EXERCISE DETAILS —
Filter the listing below down to the lines holding the word "rDNA", and copy those lines.
━━━━━ RECORDS FOR PROCESSING ━━━━━
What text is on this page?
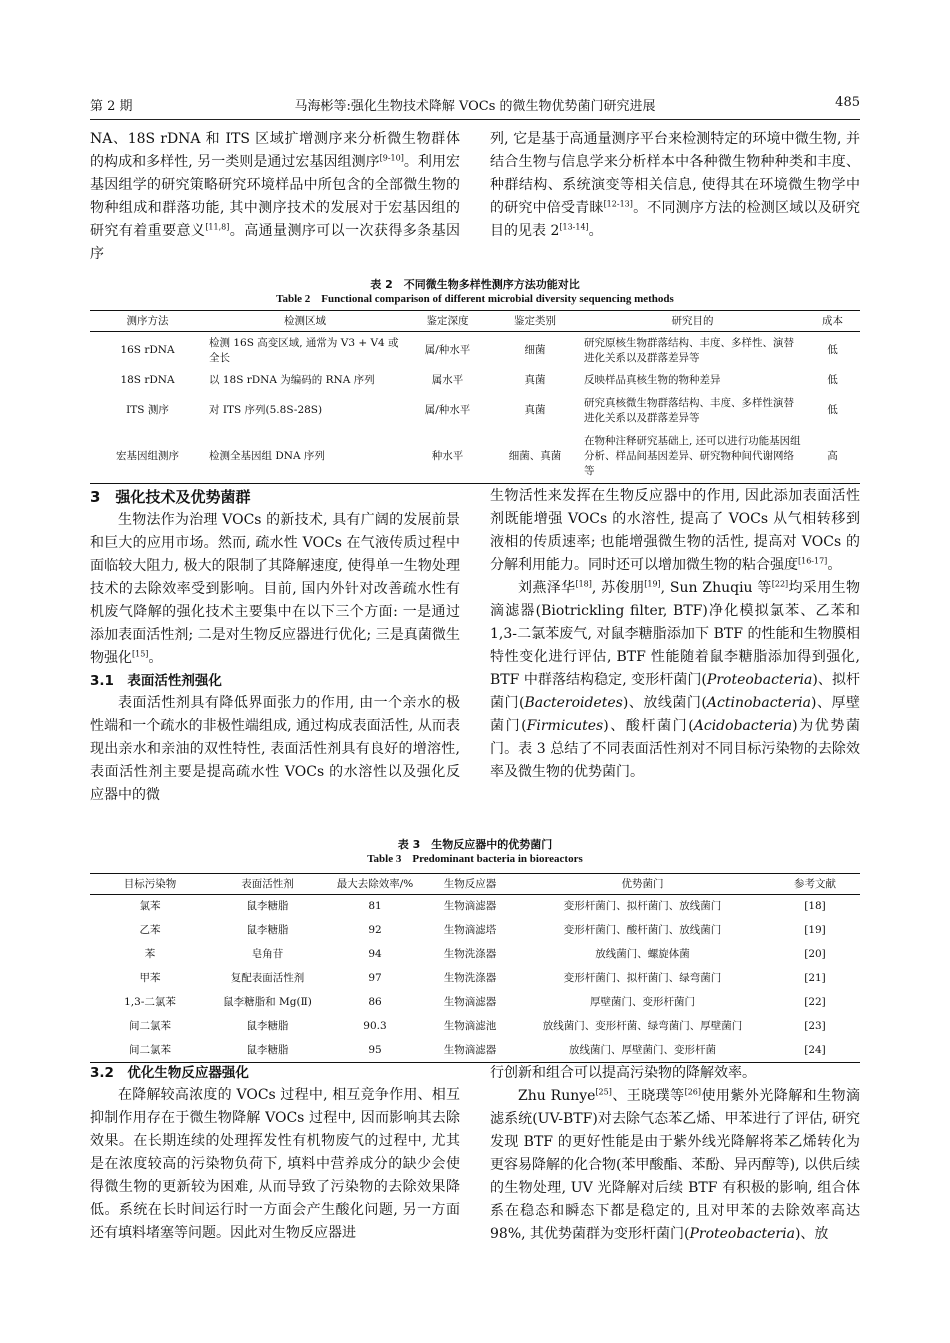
第 2 期	马海彬等:强化生物技术降解 VOCs 的微生物优势菌门研究进展	485

NA、18S rDNA 和 ITS 区域扩增测序来分析微生物群体的构成和多样性, 另一类则是通过宏基因组测序[9-10]。利用宏基因组学的研究策略研究环境样品中所包含的全部微生物的物种组成和群落功能, 其中测序技术的发展对于宏基因组的研究有着重要意义[11,8]。高通量测序可以一次获得多条基因序

列, 它是基于高通量测序平台来检测特定的环境中微生物, 并结合生物与信息学来分析样本中各种微生物种种类和丰度、种群结构、系统演变等相关信息, 使得其在环境微生物学中的研究中倍受青睐[12-13]。不同测序方法的检测区域以及研究目的见表 2[13-14]。

表 2　不同微生物多样性测序方法功能对比
Table 2　Functional comparison of different microbial diversity sequencing methods
测序方法	检测区域	鉴定深度	鉴定类别	研究目的	成本
16S rDNA	检测 16S 高变区域, 通常为 V3 + V4 或全长	属/种水平	细菌	研究原核生物群落结构、丰度、多样性、演替进化关系以及群落差异等	低
18S rDNA	以 18S rDNA 为编码的 RNA 序列	属水平	真菌	反映样品真核生物的物种差异	低
ITS 测序	对 ITS 序列(5.8S-28S)	属/种水平	真菌	研究真核微生物群落结构、丰度、多样性演替进化关系以及群落差异等	低
宏基因组测序	检测全基因组 DNA 序列	种水平	细菌、真菌	在物种注释研究基础上, 还可以进行功能基因组分析、样品间基因差异、研究物种间代谢网络等	高
3　强化技术及优势菌群

生物法作为治理 VOCs 的新技术, 具有广阔的发展前景和巨大的应用市场。然而, 疏水性 VOCs 在气液传质过程中面临较大阻力, 极大的限制了其降解速度, 使得单一生物处理技术的去除效率受到影响。目前, 国内外针对改善疏水性有机废气降解的强化技术主要集中在以下三个方面: 一是通过添加表面活性剂; 二是对生物反应器进行优化; 三是真菌微生物强化[15]。

3.1　表面活性剂强化

表面活性剂具有降低界面张力的作用, 由一个亲水的极性端和一个疏水的非极性端组成, 通过构成表面活性, 从而表现出亲水和亲油的双性特性, 表面活性剂具有良好的增溶性, 表面活性剂主要是提高疏水性 VOCs 的水溶性以及强化反应器中的微

生物活性来发挥在生物反应器中的作用, 因此添加表面活性剂既能增强 VOCs 的水溶性, 提高了 VOCs 从气相转移到液相的传质速率; 也能增强微生物的活性, 提高对 VOCs 的分解利用能力。同时还可以增加微生物的粘合强度[16-17]。

刘燕泽华[18], 苏俊朋[19], Sun Zhuqiu 等[22]均采用生物滴滤器(Biotrickling filter, BTF)净化模拟氯苯、乙苯和 1,3-二氯苯废气, 对鼠李糖脂添加下 BTF 的性能和生物膜相特性变化进行评估, BTF 性能随着鼠李糖脂添加得到强化, BTF 中群落结构稳定, 变形杆菌门(Proteobacteria)、拟杆菌门(Bacteroidetes)、放线菌门(Actinobacteria)、厚壁菌门(Firmicutes)、酸杆菌门(Acidobacteria)为优势菌门。表 3 总结了不同表面活性剂对不同目标污染物的去除效率及微生物的优势菌门。

表 3　生物反应器中的优势菌门
Table 3　Predominant bacteria in bioreactors
目标污染物	表面活性剂	最大去除效率/%	生物反应器	优势菌门	参考文献
氯苯	鼠李糖脂	81	生物滴滤器	变形杆菌门、拟杆菌门、放线菌门	[18]
乙苯	鼠李糖脂	92	生物滴滤塔	变形杆菌门、酸杆菌门、放线菌门	[19]
苯	皂角苷	94	生物洗涤器	放线菌门、螺旋体菌	[20]
甲苯	复配表面活性剂	97	生物洗涤器	变形杆菌门、拟杆菌门、绿弯菌门	[21]
1,3-二氯苯	鼠李糖脂和 Mg(Ⅱ)	86	生物滴滤器	厚壁菌门、变形杆菌门	[22]
间二氯苯	鼠李糖脂	90.3	生物滴滤池	放线菌门、变形杆菌、绿弯菌门、厚壁菌门	[23]
间二氯苯	鼠李糖脂	95	生物滴滤器	放线菌门、厚壁菌门、变形杆菌	[24]
3.2　优化生物反应器强化

在降解较高浓度的 VOCs 过程中, 相互竞争作用、相互抑制作用存在于微生物降解 VOCs 过程中, 因而影响其去除效果。在长期连续的处理挥发性有机物废气的过程中, 尤其是在浓度较高的污染物负荷下, 填料中营养成分的缺少会使得微生物的更新较为困难, 从而导致了污染物的去除效果降低。系统在长时间运行时一方面会产生酸化问题, 另一方面还有填料堵塞等问题。因此对生物反应器进

行创新和组合可以提高污染物的降解效率。

Zhu Runye[25]、王晓璞等[26]使用紫外光降解和生物滴滤系统(UV-BTF)对去除气态苯乙烯、甲苯进行了评估, 研究发现 BTF 的更好性能是由于紫外线光降解将苯乙烯转化为更容易降解的化合物(苯甲酸酯、苯酚、异丙醇等), 以供后续的生物处理, UV 光降解对后续 BTF 有积极的影响, 组合体系在稳态和瞬态下都是稳定的, 且对甲苯的去除效率高达 98%, 其优势菌群为变形杆菌门(Proteobacteria)、放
━━━━━
ANSWER FOR THIS EXERCISE —
NA、18S rDNA 和 ITS 区域扩增测序来分析微生物群体的构成和多样性, 另一类则是通过宏基因组测序[9-10]。利用宏基因组学的研究策略研究环境样品中所包含的全部微生物的物种组成和群落功能, 其中测序技术的发展对于宏基因组的研究有着重要意义[11,8]。高通量测序可以一次获得多条基因序
16S rDNA	检测 16S 高变区域, 通常为 V3 + V4 或全长	属/种水平	细菌	研究原核生物群落结构、丰度、多样性、演替进化关系以及群落差异等	低
18S rDNA	以 18S rDNA 为编码的 RNA 序列	属水平	真菌	反映样品真核生物的物种差异	低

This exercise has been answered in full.